INSTRUCTIONS FOR THE TASK: Pick out and copy every line below that has the word "xlabel".

DATA RECORDS:
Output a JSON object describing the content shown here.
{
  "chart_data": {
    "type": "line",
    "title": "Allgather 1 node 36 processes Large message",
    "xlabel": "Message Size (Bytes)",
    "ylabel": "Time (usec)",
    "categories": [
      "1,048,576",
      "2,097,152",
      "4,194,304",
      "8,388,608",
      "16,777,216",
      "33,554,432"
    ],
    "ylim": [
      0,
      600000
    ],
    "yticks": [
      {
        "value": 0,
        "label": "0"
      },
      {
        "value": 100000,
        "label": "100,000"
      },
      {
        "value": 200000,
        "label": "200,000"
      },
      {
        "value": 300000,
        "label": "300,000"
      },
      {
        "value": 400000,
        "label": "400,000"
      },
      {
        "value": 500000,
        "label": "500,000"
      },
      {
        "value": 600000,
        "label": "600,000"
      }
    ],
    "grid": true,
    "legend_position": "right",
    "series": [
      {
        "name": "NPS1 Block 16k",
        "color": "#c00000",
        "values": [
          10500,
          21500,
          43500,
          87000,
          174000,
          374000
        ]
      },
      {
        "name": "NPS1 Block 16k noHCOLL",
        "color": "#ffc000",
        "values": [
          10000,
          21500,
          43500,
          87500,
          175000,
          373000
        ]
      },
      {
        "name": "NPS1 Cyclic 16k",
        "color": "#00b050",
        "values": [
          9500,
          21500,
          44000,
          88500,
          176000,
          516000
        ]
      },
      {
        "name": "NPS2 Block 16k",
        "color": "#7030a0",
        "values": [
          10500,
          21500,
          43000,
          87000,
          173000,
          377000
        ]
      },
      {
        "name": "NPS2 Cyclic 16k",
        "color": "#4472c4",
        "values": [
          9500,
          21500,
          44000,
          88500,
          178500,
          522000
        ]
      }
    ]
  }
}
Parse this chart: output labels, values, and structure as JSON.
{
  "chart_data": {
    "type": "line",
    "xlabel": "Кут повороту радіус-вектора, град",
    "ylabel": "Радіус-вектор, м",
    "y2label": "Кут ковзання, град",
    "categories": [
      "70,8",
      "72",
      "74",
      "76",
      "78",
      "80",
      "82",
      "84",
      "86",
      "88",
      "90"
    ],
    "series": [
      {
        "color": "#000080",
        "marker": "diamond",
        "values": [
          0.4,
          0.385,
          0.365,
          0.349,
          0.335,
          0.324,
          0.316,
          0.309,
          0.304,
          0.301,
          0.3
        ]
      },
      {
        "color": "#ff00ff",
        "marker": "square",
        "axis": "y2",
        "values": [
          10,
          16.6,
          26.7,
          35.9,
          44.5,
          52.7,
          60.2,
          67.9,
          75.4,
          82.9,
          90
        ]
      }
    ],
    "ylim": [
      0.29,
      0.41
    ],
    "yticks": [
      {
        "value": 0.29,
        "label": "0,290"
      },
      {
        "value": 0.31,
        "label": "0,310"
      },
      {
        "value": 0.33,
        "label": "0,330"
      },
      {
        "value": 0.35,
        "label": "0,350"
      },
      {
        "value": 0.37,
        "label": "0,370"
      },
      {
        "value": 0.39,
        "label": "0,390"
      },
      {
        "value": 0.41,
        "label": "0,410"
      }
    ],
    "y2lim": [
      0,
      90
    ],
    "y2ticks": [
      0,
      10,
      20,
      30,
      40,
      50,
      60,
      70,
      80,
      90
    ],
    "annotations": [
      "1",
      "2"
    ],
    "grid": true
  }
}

TASK RESULT:
    "xlabel": "Message Size (Bytes)",
    "xlabel": "Кут повороту радіус-вектора, град",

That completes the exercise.